Supplied information -
## Start

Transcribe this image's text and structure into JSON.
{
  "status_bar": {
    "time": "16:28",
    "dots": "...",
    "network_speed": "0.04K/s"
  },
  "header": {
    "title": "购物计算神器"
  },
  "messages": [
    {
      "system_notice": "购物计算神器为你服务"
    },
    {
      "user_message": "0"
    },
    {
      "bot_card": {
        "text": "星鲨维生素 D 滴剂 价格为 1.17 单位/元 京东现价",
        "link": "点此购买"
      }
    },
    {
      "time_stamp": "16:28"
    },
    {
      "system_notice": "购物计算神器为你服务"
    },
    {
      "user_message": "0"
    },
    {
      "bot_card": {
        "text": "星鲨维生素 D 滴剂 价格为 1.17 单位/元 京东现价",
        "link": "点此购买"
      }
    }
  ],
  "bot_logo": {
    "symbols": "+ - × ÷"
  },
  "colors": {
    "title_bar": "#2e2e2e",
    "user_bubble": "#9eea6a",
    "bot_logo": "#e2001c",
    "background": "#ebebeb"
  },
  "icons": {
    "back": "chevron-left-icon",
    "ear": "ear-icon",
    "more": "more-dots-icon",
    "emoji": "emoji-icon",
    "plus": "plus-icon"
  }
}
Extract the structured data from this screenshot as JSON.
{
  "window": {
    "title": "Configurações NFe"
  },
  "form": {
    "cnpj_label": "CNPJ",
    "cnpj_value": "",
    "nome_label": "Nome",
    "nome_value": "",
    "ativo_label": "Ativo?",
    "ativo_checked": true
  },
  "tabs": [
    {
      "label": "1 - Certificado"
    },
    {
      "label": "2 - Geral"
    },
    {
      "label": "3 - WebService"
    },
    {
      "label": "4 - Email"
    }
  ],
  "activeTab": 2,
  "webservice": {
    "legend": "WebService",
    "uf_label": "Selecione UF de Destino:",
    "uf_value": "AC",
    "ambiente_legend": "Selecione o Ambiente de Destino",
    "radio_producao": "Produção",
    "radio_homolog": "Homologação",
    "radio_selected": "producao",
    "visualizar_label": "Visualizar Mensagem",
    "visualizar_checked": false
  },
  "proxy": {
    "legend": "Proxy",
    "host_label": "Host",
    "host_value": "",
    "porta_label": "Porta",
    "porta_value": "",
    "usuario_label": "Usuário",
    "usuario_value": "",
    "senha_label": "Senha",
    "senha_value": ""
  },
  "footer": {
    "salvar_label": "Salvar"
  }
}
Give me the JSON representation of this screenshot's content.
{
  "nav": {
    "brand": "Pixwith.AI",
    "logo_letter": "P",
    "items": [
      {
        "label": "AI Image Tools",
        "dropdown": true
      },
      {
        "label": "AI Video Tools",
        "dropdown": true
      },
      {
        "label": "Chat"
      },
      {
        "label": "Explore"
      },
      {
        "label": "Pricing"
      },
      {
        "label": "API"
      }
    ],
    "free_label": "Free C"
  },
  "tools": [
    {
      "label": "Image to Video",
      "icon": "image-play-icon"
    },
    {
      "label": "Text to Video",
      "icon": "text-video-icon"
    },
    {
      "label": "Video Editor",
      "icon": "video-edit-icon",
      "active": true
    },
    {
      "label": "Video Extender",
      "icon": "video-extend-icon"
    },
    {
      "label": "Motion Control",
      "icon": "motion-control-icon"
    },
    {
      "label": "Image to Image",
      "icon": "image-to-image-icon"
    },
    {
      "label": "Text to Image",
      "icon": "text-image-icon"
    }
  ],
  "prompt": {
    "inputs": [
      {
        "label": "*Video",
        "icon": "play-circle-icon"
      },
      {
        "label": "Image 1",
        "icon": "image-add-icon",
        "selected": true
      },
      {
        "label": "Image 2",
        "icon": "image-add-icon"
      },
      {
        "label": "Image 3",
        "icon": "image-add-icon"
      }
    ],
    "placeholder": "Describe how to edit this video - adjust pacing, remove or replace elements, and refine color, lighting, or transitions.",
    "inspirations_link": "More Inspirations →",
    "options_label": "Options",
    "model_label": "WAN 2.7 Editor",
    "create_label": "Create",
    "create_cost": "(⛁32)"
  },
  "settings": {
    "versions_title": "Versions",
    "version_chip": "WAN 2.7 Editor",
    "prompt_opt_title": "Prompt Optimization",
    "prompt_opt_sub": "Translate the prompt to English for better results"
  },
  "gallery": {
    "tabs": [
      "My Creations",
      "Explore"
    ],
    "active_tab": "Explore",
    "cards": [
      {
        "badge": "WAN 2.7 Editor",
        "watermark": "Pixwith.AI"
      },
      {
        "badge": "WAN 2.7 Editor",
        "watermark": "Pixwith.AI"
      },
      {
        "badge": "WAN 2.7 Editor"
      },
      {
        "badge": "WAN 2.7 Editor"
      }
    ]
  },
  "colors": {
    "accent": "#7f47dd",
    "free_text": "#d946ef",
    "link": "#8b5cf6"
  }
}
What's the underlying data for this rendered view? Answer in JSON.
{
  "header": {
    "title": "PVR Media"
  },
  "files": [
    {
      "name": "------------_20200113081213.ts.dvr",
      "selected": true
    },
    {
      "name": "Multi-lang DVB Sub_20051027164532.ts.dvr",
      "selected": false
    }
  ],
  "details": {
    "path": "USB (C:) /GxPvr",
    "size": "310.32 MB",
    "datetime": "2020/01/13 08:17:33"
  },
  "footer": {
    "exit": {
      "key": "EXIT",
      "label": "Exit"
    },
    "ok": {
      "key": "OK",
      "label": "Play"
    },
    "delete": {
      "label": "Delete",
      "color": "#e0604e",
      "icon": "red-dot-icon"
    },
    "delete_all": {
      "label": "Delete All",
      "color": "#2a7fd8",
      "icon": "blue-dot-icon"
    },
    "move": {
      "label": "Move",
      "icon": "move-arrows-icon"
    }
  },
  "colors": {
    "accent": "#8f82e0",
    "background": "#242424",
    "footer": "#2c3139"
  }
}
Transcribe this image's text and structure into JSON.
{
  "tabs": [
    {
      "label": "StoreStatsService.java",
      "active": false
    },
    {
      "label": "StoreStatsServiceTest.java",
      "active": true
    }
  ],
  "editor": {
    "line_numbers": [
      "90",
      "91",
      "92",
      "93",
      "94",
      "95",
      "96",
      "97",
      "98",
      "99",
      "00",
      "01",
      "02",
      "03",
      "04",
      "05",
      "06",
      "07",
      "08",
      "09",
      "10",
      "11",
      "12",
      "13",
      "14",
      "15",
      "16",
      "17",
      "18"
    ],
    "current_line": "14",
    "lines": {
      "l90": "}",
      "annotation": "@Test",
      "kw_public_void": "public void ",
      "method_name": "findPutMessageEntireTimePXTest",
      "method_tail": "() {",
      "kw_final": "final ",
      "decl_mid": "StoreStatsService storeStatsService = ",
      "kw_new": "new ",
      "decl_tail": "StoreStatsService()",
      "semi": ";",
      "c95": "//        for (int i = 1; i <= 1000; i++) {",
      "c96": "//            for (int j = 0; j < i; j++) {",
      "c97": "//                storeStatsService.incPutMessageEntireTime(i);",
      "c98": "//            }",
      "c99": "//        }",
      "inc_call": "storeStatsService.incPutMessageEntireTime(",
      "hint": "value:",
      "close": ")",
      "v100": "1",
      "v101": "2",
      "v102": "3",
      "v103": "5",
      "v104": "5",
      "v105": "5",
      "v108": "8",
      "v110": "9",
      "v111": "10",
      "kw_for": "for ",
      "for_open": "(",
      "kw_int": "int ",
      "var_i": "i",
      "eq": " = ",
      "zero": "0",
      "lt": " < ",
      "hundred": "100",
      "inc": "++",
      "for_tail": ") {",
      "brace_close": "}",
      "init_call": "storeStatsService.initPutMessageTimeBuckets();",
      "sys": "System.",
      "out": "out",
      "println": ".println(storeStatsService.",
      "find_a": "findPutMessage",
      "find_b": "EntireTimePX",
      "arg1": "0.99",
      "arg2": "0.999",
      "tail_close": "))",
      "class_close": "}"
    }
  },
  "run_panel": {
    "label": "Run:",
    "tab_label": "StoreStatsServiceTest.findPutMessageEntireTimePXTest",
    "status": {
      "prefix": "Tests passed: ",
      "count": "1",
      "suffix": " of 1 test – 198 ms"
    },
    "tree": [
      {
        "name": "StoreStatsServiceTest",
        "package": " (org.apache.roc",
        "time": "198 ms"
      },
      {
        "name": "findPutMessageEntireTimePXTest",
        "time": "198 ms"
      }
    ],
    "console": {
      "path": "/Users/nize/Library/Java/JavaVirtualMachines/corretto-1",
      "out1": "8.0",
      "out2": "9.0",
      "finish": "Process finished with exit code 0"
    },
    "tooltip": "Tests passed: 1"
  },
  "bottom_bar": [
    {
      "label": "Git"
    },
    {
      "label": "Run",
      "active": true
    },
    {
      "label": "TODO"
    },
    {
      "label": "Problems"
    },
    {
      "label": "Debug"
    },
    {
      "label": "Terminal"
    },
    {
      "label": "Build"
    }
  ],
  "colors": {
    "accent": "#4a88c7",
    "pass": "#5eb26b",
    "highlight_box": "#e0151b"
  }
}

## End

Objective - Reply with the number of lines in the data that include the string "Selecione" and nothing else.

Response - 2